● SELECTED TEXT:
========================================

Hygrothermal Ageing Influence on BVI-Damaged Carbon/Epoxy Coupons under Compression Load

Abstract

Composite materials usage in several industrial fields is now widespread, and this leads to the necessity of overcoming issues that are still currently open. In the aeronautic industry, this is especially true for Barely Visible Impact Damage (BVID) and humidity uptake issues. BVID is the most insidious kind of impact damage, being rather common and not easily detectable. These, along with the ageing that a composite structure could face during its operative life, could be a cause of fatal failures. In this paper, the influence of water absorption on impacted specimens compressive residual strength was studied. Specimens were impacted using a modified Charpy pendulum. Two different locations were chosen for comparison: Near-Edge (NE) and Central (CI). Accelerated hygrothermal ageing was conducted on impacted and reference nonimpacted coupons, placing them in a water-filled jar at 70 °C. Compressive tests were performed in accordance with the Combined Loading Compression (CLC) test method. A Dynamic Mechanical Analysis (DMA) was performed as well. The results showed the influence of hygrothermal ageing, as expected. Nevertheless, the influence of impact location on compressive residual strength is not clearly noticeable in aged specimens, leading to the conclusion that hygrothermal ageing may have a greater effect on composite compressive strength than the analysed BVI damage.

========================================

List each abbreviation that the abstract on hygrothermal ageing of carbon/epoxy coupons introduces in parentheses, together with the term it stands for.

Labeled region entries
========================================

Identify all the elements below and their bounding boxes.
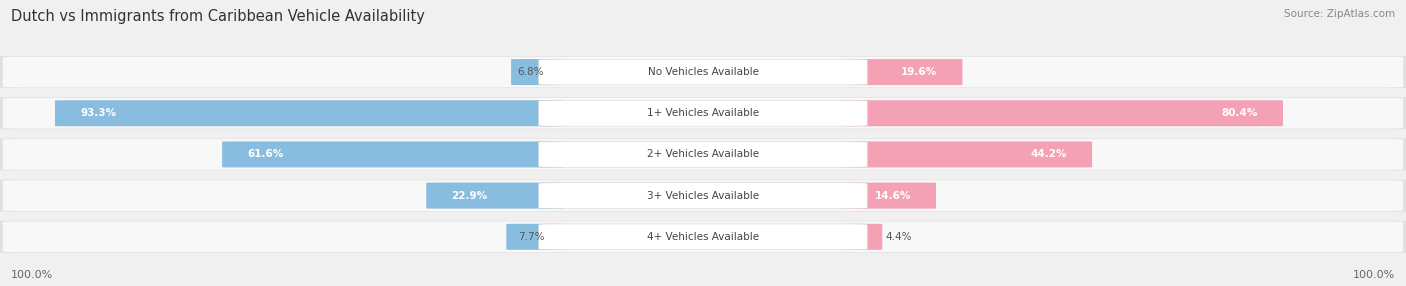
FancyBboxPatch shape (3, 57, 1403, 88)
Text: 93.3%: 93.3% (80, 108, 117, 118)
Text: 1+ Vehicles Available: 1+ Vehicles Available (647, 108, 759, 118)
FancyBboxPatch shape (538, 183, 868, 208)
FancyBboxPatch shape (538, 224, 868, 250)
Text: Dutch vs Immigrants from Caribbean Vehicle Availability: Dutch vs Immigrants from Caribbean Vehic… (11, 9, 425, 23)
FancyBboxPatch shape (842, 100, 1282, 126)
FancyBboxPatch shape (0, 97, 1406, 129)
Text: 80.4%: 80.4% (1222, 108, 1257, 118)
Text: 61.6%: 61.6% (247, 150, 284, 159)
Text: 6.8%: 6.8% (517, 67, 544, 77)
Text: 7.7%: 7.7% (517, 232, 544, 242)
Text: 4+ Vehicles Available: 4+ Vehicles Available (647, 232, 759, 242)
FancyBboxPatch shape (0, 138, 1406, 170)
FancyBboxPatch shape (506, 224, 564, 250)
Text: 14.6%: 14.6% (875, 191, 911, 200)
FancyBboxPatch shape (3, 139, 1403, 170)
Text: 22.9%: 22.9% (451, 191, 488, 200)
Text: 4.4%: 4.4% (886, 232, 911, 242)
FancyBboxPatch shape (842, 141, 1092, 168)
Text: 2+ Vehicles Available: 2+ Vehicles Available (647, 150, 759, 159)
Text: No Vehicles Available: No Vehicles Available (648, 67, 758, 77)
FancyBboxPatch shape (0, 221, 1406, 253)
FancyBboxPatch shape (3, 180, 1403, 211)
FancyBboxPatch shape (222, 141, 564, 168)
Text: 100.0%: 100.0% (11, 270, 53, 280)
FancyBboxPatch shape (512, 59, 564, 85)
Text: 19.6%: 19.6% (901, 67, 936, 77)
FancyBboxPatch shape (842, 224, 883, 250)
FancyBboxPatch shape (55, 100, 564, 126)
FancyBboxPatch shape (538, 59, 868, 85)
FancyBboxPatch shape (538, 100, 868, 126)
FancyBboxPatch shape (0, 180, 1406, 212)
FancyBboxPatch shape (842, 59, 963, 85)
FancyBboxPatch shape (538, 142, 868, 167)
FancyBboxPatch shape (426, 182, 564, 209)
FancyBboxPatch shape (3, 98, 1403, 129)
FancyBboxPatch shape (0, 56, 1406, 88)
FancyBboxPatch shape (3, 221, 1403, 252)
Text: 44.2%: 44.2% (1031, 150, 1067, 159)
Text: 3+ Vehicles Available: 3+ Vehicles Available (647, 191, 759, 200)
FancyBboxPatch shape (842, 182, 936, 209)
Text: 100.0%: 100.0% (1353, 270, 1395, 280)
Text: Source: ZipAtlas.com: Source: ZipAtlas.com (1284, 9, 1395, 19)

========================================

● IN RESPONSE:
- BVID: Barely Visible Impact Damage
- NE: Near-Edge
- CI: Central
- CLC: Combined Loading Compression
- DMA: Dynamic Mechanical Analysis